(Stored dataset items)
....

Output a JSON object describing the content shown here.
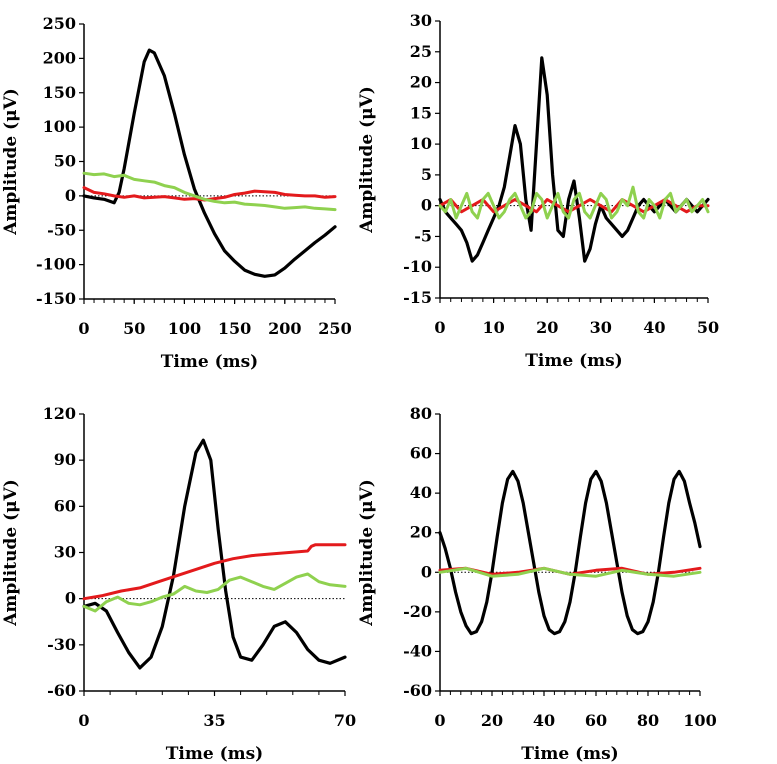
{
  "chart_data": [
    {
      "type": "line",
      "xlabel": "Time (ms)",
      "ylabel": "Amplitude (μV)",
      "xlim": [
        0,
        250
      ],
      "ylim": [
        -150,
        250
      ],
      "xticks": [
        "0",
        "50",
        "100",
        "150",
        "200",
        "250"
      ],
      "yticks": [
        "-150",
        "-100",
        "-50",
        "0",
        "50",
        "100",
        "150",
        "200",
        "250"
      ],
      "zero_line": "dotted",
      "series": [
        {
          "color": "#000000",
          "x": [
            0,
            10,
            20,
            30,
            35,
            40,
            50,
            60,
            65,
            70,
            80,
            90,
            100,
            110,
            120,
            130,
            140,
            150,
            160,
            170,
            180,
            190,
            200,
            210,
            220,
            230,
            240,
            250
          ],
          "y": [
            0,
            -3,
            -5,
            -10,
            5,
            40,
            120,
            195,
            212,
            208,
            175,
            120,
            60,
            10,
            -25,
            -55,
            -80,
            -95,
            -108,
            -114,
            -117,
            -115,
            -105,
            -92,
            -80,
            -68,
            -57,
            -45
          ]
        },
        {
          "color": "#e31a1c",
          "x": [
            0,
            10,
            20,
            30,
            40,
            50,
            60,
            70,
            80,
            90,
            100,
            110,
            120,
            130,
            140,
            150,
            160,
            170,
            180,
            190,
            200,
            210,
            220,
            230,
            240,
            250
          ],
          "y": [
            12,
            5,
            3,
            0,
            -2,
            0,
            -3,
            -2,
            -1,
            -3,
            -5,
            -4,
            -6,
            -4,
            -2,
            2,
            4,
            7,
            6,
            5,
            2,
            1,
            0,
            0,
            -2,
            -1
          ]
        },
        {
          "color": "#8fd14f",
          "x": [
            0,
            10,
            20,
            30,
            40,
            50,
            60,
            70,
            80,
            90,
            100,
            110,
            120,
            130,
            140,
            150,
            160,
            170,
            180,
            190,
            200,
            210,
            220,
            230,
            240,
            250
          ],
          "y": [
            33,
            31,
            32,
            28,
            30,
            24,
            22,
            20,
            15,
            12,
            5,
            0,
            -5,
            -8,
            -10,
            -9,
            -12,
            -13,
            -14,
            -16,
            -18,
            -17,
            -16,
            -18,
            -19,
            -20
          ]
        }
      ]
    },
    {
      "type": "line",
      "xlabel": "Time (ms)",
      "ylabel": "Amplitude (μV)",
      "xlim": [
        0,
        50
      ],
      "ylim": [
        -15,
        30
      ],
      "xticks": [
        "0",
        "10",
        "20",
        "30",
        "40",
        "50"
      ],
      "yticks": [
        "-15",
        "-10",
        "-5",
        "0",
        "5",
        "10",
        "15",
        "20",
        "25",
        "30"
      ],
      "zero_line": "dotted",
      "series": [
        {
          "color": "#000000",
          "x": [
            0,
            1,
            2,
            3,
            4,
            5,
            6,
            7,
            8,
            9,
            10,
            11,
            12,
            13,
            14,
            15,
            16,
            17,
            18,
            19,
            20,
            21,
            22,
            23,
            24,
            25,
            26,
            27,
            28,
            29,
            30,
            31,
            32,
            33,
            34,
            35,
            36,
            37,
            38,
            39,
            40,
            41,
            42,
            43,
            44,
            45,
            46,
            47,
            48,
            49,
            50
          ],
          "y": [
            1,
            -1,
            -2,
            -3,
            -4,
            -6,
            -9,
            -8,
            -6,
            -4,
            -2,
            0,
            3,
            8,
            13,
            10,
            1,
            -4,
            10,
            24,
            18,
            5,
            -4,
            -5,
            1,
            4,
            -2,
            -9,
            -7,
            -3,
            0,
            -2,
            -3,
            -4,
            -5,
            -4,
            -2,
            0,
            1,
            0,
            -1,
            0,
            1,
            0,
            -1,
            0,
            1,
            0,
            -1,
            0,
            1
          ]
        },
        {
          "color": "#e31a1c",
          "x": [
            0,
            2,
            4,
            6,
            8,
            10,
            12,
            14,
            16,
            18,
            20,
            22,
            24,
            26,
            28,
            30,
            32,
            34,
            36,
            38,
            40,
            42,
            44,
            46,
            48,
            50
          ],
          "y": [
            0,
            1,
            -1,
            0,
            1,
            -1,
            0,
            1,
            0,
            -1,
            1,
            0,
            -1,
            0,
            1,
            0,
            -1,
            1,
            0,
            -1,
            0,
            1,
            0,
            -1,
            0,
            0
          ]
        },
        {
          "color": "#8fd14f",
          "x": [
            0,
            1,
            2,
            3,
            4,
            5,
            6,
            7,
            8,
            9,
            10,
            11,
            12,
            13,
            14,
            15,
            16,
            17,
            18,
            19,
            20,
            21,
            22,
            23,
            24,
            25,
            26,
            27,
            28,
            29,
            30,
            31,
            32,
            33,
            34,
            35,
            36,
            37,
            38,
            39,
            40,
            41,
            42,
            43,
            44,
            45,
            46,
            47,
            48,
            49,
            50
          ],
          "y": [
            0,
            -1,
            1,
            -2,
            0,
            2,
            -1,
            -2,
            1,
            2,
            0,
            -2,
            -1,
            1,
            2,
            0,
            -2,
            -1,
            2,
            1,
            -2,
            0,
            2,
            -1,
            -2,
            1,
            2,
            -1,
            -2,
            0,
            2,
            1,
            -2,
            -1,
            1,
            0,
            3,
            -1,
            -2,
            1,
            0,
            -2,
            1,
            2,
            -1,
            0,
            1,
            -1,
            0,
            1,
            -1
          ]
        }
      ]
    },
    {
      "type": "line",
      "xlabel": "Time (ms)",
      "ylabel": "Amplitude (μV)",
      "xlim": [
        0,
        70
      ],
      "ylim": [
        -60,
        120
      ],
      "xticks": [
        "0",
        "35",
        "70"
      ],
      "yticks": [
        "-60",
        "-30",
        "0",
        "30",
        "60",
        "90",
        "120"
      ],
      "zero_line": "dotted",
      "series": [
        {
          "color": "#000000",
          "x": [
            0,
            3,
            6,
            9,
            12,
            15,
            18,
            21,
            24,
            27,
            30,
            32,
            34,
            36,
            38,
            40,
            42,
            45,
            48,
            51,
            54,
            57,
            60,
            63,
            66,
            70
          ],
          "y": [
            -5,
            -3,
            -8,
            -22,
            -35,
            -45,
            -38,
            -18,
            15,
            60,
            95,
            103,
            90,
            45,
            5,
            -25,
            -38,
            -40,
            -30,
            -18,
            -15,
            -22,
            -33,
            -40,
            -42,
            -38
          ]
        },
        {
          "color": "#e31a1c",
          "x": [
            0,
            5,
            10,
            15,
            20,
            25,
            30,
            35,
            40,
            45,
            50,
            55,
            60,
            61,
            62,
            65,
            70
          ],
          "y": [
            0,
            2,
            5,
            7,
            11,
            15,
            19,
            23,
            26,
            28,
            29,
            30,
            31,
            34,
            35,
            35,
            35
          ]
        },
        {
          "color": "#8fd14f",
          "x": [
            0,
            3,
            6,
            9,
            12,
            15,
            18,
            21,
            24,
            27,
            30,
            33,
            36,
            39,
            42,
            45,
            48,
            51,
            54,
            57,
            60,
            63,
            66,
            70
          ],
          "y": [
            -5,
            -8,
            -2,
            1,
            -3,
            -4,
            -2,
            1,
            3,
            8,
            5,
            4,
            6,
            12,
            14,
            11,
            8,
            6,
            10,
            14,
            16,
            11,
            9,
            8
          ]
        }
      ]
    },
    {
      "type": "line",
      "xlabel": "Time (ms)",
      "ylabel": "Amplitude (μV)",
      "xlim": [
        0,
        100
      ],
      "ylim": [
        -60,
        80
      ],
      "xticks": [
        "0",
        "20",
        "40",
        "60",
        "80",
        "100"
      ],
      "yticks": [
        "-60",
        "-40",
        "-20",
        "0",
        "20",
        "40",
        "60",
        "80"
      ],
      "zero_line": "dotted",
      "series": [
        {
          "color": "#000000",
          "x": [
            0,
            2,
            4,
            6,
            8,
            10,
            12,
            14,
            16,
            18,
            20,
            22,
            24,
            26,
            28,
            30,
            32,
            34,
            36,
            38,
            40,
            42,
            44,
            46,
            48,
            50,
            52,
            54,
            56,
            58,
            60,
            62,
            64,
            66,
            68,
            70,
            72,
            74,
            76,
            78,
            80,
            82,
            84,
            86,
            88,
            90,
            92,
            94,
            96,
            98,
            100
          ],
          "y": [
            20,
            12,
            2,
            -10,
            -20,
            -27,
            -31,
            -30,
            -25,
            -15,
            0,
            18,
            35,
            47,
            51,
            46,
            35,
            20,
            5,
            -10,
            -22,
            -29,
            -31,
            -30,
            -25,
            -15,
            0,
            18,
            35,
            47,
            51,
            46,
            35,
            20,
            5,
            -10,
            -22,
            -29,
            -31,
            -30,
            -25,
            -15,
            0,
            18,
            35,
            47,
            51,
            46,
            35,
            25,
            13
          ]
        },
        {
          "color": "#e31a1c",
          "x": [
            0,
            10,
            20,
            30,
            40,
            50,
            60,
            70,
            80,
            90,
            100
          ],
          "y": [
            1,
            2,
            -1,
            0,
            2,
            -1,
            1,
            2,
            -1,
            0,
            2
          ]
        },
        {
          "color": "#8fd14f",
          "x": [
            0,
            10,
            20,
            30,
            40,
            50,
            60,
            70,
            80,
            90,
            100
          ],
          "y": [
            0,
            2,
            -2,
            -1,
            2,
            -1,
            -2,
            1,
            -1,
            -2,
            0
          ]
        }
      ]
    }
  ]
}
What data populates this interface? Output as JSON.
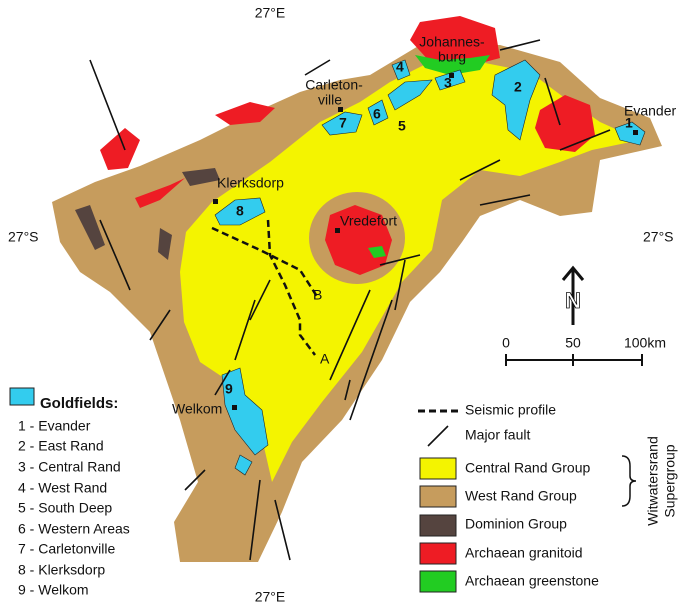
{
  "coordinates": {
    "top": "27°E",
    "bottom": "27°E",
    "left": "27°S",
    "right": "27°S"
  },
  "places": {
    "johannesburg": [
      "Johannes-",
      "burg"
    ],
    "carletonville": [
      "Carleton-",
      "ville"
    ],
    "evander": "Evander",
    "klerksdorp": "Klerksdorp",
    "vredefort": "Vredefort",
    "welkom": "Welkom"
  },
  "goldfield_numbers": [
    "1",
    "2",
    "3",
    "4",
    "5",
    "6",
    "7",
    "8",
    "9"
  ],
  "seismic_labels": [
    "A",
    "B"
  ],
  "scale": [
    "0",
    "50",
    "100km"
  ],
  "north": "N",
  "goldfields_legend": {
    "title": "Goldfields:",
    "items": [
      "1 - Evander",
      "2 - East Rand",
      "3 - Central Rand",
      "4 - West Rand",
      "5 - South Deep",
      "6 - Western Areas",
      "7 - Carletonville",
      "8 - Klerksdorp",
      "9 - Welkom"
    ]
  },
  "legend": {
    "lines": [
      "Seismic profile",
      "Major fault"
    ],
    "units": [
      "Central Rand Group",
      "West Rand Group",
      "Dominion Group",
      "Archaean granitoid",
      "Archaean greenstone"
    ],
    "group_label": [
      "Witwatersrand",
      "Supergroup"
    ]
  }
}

....

◆ AIM
Copy each line above that contains the string "JSON".

◆ PROBLEM SOLUTION
Output a JSON object describing the content shown here.
What data populates this interface? Output as JSON.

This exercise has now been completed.